-------- Dataset records --------

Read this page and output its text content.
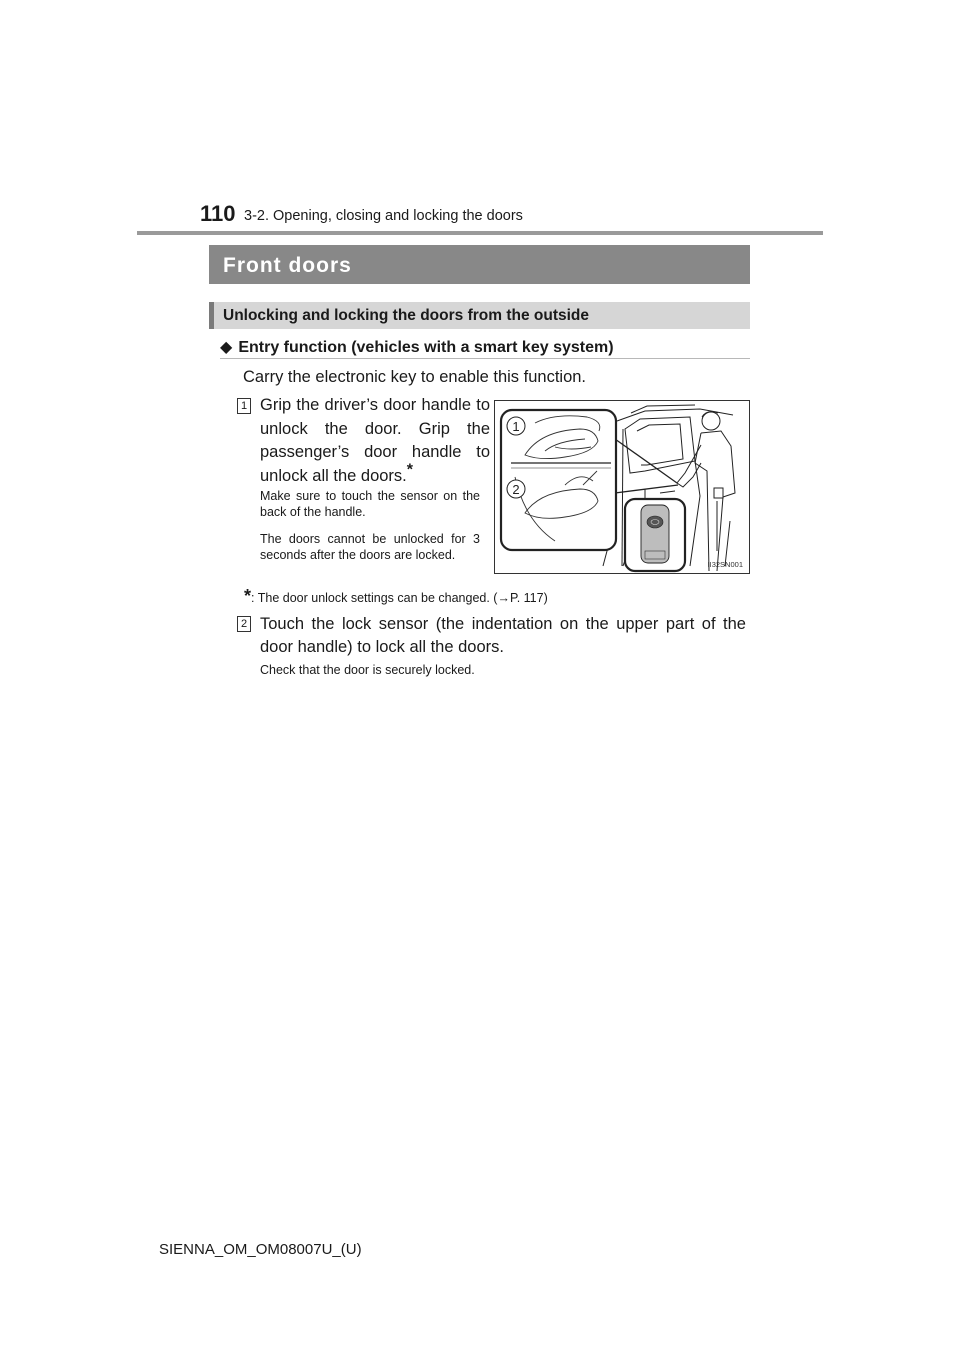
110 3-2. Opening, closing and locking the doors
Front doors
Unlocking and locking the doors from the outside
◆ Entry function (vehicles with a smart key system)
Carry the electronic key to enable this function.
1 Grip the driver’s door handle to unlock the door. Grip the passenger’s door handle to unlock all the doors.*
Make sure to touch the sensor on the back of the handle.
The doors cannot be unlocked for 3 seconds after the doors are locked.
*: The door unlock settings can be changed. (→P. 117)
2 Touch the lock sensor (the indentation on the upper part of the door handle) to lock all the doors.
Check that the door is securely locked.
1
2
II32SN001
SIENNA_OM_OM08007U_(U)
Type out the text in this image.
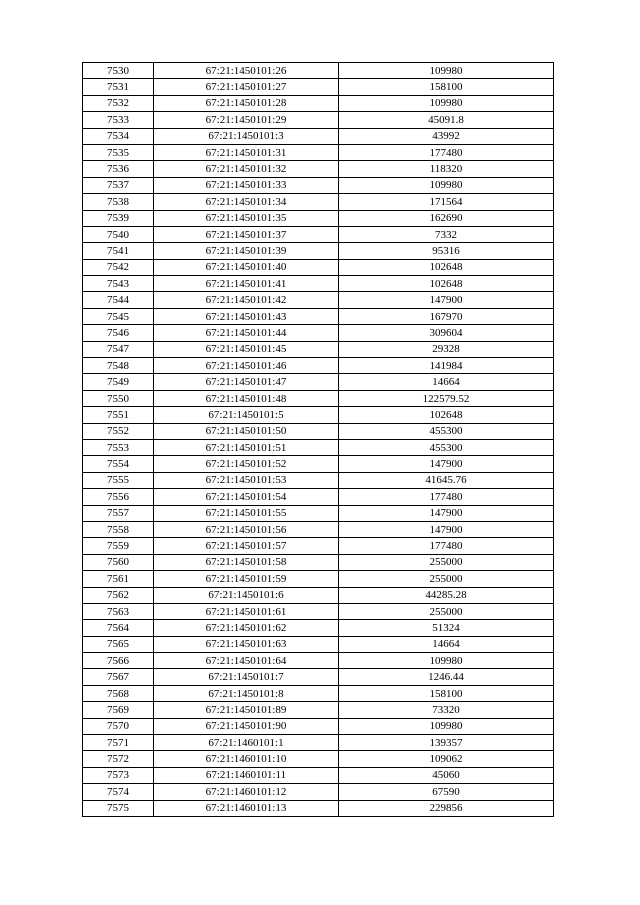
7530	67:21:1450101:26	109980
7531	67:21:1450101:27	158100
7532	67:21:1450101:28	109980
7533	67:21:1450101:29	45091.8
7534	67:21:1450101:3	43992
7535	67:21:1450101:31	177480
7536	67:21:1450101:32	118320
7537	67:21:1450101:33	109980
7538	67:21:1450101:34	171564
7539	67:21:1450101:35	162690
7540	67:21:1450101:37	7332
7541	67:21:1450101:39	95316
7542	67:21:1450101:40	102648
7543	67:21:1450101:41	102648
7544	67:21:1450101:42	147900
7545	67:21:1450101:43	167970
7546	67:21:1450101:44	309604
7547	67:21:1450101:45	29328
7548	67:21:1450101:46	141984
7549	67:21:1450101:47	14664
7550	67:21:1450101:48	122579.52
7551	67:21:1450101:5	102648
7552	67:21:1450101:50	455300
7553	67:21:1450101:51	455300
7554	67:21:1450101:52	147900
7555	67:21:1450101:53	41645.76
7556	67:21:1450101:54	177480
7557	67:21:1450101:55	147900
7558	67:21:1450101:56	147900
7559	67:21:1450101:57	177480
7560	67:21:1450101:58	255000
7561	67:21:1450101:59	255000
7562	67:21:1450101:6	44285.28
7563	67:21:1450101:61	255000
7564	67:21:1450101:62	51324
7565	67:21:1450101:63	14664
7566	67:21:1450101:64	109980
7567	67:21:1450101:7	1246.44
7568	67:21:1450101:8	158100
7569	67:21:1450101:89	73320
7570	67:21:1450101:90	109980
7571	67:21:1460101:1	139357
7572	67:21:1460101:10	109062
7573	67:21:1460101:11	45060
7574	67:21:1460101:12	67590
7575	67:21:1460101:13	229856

--------
-------- Dataset records --------

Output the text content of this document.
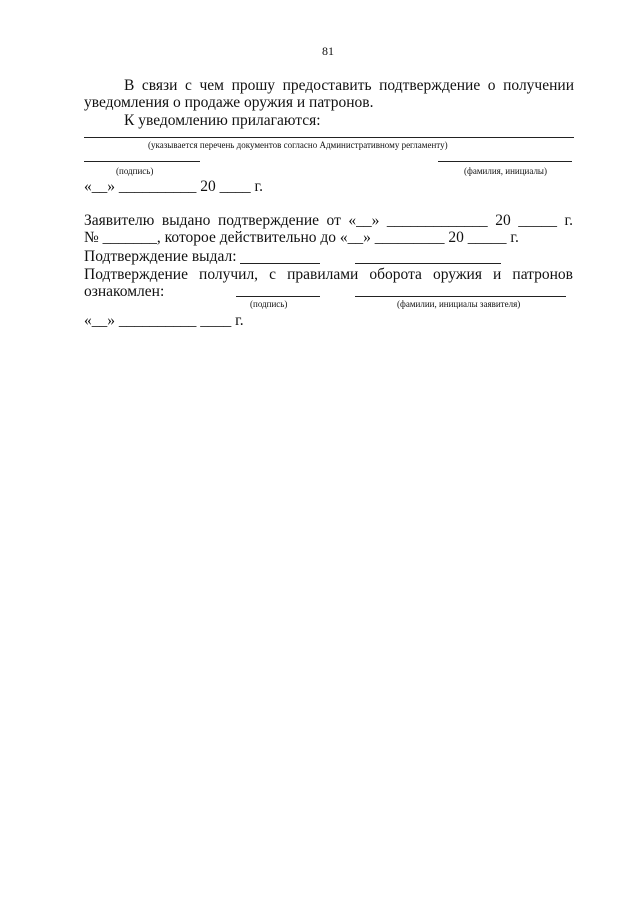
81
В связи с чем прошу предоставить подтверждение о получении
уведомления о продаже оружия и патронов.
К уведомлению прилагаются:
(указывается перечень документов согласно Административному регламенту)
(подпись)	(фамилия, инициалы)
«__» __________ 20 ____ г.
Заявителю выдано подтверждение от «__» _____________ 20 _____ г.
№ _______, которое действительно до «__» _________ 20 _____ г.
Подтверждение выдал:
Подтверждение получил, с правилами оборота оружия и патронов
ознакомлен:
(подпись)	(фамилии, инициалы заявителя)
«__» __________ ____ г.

--------
-------- Dataset records --------

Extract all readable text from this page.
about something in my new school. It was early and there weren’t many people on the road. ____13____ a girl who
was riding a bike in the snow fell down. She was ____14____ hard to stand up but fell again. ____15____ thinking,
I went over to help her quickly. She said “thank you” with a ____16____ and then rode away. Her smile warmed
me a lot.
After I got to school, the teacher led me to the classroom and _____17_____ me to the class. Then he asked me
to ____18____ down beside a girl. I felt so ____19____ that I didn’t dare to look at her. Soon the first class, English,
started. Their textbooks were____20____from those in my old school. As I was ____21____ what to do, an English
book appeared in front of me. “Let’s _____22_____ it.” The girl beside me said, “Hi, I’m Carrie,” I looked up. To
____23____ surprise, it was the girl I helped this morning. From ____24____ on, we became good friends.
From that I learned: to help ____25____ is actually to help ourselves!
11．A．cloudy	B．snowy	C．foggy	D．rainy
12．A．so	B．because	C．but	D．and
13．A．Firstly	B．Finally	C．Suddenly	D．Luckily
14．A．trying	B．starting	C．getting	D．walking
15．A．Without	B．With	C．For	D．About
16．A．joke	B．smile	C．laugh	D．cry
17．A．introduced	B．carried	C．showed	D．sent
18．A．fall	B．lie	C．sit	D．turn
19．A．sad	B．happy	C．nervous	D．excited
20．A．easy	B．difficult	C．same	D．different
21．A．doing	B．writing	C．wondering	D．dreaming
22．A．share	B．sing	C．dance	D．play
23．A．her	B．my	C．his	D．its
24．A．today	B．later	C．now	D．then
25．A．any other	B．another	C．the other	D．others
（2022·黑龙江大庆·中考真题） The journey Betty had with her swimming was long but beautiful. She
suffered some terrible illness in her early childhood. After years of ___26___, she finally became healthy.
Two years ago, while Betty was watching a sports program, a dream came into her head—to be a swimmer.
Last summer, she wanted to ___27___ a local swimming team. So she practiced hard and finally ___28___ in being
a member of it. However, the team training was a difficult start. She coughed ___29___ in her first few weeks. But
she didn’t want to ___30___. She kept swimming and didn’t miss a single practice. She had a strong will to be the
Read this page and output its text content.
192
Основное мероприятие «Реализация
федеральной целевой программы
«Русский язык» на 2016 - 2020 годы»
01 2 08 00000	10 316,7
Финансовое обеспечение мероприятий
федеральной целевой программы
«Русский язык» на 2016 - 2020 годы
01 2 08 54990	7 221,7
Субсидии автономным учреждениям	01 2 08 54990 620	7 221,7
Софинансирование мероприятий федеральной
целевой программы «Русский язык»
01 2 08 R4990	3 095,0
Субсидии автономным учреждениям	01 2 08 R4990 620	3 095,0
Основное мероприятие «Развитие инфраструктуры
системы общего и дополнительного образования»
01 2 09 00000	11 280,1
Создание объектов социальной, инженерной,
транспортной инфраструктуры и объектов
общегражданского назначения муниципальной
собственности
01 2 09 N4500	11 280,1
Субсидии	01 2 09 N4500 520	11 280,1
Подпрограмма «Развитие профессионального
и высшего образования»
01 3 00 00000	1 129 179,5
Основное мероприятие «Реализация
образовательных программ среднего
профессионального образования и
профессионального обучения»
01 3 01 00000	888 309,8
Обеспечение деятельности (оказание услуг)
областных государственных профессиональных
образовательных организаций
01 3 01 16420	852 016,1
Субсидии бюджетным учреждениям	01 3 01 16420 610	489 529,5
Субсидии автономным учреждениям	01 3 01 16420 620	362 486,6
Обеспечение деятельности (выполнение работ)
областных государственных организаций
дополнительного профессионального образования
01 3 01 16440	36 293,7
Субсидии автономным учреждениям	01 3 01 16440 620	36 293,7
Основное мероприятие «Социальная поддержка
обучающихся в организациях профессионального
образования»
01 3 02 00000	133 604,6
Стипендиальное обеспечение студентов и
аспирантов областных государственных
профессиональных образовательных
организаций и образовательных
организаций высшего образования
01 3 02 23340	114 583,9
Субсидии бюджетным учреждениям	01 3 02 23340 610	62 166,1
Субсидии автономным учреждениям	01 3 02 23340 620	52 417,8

--------

:: Description of the task ::
Filter the records down to the lines that contain the string "профессиональных", and copy those lines.

:: Answer to this problem ::
областных государственных профессиональных
профессиональных образовательных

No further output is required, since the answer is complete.